Challenge -> Please retype the records below exactly, leaving out any pictures.

Data excerpts ->
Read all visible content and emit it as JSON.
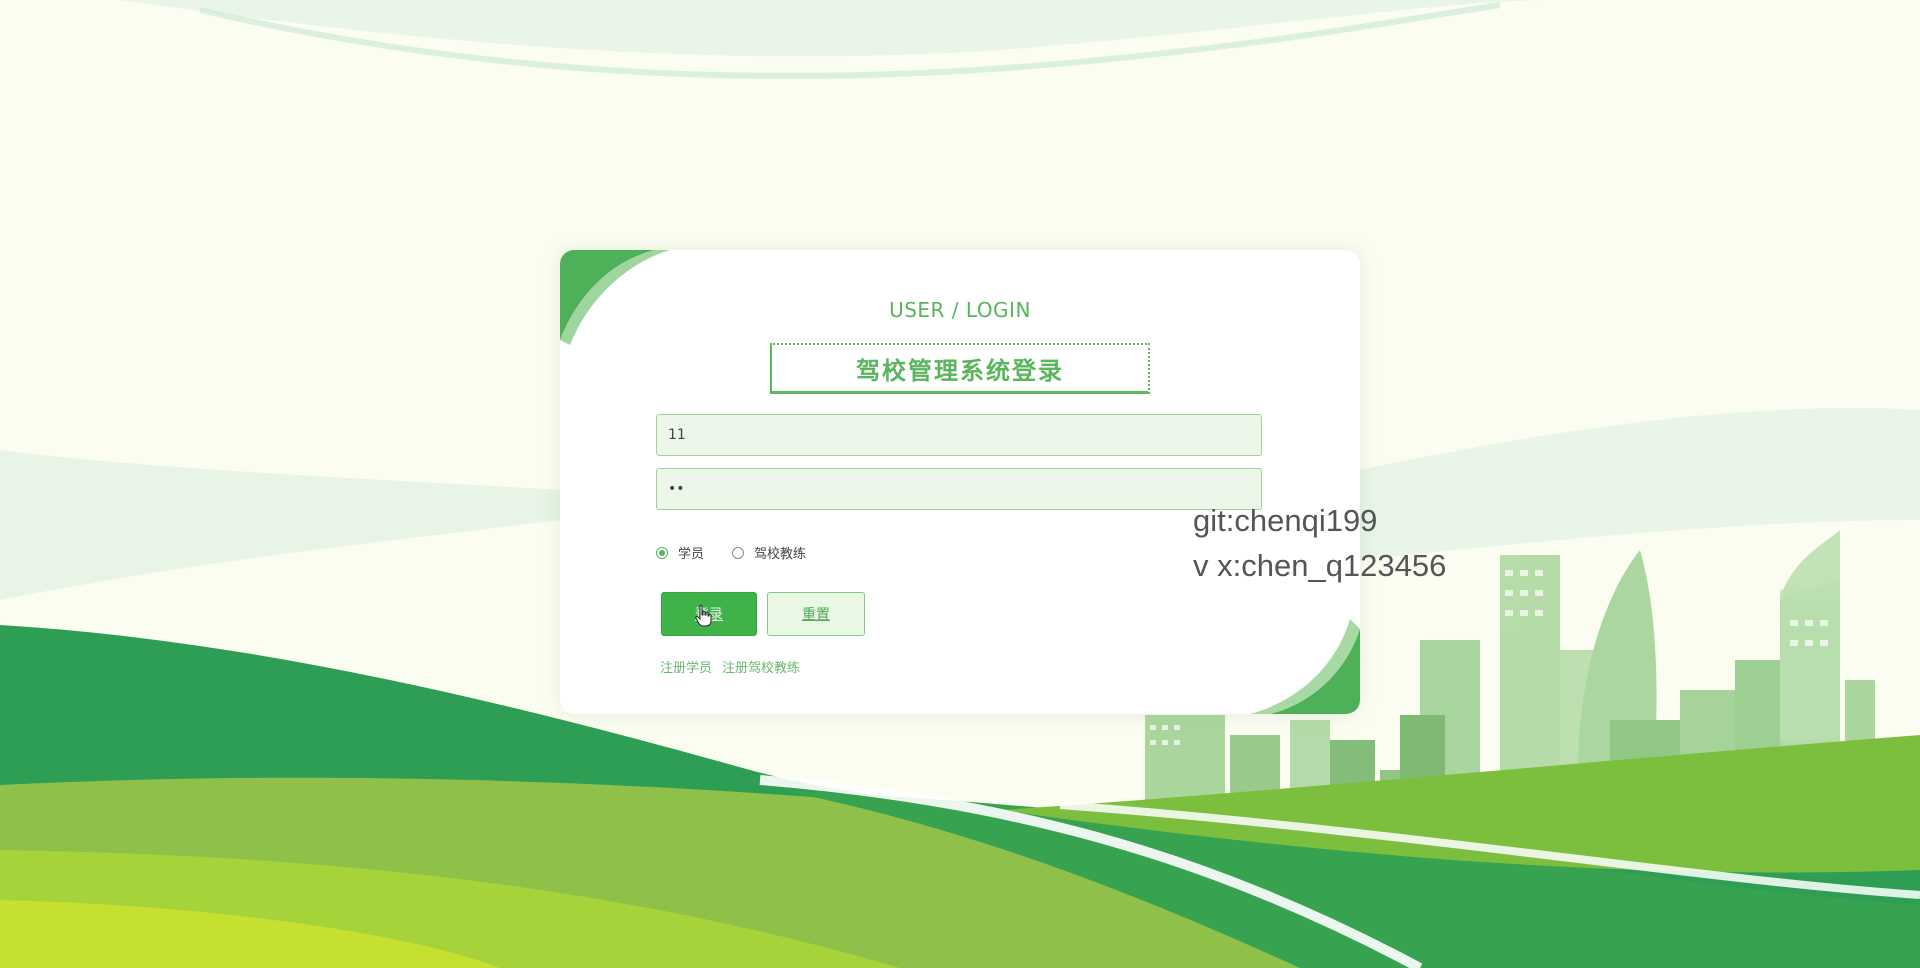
{
  "login": {
    "subtitle": "USER / LOGIN",
    "title": "驾校管理系统登录",
    "username_value": "11",
    "password_value": "11",
    "roles": [
      {
        "label": "学员",
        "checked": true
      },
      {
        "label": "驾校教练",
        "checked": false
      }
    ],
    "login_label": "登录",
    "reset_label": "重置",
    "links": [
      "注册学员",
      "注册驾校教练"
    ]
  },
  "watermark": {
    "line1": "git:chenqi199",
    "line2": "v x:chen_q123456"
  },
  "colors": {
    "accent": "#5ab55c",
    "button": "#3fb34a",
    "background": "#fbfdf1"
  },
  "icons": [
    "pointer-cursor-icon",
    "radio-icon"
  ]
}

Exercise answer ->
Read all visible content and emit it as JSON.
{
  "login": {
    "subtitle": "USER / LOGIN",
    "title": "驾校管理系统登录",
    "username_value": "11",
    "password_value": "11",
    "roles": [
      {
        "label": "学员",
        "checked": true
      },
      {
        "label": "驾校教练",
        "checked": false
      }
    ],
    "login_label": "登录",
    "reset_label": "重置",
    "links": [
      "注册学员",
      "注册驾校教练"
    ]
  },
  "watermark": {
    "line1": "git:chenqi199",
    "line2": "v x:chen_q123456"
  },
  "colors": {
    "accent": "#5ab55c",
    "button": "#3fb34a",
    "background": "#fbfdf1"
  },
  "icons": [
    "pointer-cursor-icon",
    "radio-icon"
  ]
}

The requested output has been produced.